■ **WRITTEN INSTRUCTION**: Can you quote the records below in full, word for word?

■ **RECORDS SHOWN**:
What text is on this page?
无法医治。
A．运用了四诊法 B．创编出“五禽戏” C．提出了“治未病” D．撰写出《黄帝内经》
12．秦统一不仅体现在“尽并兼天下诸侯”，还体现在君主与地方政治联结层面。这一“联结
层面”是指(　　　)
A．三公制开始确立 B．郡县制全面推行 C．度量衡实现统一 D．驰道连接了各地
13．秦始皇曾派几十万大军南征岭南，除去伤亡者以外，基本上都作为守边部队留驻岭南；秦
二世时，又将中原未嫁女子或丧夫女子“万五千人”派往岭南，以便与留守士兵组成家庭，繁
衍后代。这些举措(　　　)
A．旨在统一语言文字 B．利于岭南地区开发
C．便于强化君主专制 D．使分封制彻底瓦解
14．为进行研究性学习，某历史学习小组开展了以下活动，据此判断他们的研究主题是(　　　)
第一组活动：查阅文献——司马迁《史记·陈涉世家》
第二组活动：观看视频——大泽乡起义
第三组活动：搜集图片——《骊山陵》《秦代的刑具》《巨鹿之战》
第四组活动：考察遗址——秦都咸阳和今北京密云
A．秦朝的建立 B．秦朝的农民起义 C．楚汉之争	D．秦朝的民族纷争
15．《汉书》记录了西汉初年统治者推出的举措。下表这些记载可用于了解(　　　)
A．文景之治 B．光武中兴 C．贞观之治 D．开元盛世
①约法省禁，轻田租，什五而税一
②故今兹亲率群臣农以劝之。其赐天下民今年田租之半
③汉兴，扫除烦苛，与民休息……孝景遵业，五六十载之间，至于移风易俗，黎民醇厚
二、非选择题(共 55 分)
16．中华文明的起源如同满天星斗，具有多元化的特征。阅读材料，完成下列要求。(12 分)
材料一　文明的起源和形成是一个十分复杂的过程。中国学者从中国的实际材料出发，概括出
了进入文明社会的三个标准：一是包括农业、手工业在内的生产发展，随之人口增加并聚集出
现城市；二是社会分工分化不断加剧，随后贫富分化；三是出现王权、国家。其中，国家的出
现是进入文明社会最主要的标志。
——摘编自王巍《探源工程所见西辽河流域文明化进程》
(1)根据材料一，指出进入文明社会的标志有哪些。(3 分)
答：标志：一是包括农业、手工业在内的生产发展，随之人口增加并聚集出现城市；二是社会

■ **RESULT OF THE TASK**:
What text is on this page?
无法医治。
A．运用了四诊法 B．创编出“五禽戏” C．提出了“治未病” D．撰写出《黄帝内经》
12．秦统一不仅体现在“尽并兼天下诸侯”，还体现在君主与地方政治联结层面。这一“联结
层面”是指(　　　)
A．三公制开始确立 B．郡县制全面推行 C．度量衡实现统一 D．驰道连接了各地
13．秦始皇曾派几十万大军南征岭南，除去伤亡者以外，基本上都作为守边部队留驻岭南；秦
二世时，又将中原未嫁女子或丧夫女子“万五千人”派往岭南，以便与留守士兵组成家庭，繁
衍后代。这些举措(　　　)
A．旨在统一语言文字 B．利于岭南地区开发
C．便于强化君主专制 D．使分封制彻底瓦解
14．为进行研究性学习，某历史学习小组开展了以下活动，据此判断他们的研究主题是(　　　)
第一组活动：查阅文献——司马迁《史记·陈涉世家》
第二组活动：观看视频——大泽乡起义
第三组活动：搜集图片——《骊山陵》《秦代的刑具》《巨鹿之战》
第四组活动：考察遗址——秦都咸阳和今北京密云
A．秦朝的建立 B．秦朝的农民起义 C．楚汉之争	D．秦朝的民族纷争
15．《汉书》记录了西汉初年统治者推出的举措。下表这些记载可用于了解(　　　)
A．文景之治 B．光武中兴 C．贞观之治 D．开元盛世
①约法省禁，轻田租，什五而税一
②故今兹亲率群臣农以劝之。其赐天下民今年田租之半
③汉兴，扫除烦苛，与民休息……孝景遵业，五六十载之间，至于移风易俗，黎民醇厚
二、非选择题(共 55 分)
16．中华文明的起源如同满天星斗，具有多元化的特征。阅读材料，完成下列要求。(12 分)
材料一　文明的起源和形成是一个十分复杂的过程。中国学者从中国的实际材料出发，概括出
了进入文明社会的三个标准：一是包括农业、手工业在内的生产发展，随之人口增加并聚集出
现城市；二是社会分工分化不断加剧，随后贫富分化；三是出现王权、国家。其中，国家的出
现是进入文明社会最主要的标志。
——摘编自王巍《探源工程所见西辽河流域文明化进程》
(1)根据材料一，指出进入文明社会的标志有哪些。(3 分)
答：标志：一是包括农业、手工业在内的生产发展，随之人口增加并聚集出现城市；二是社会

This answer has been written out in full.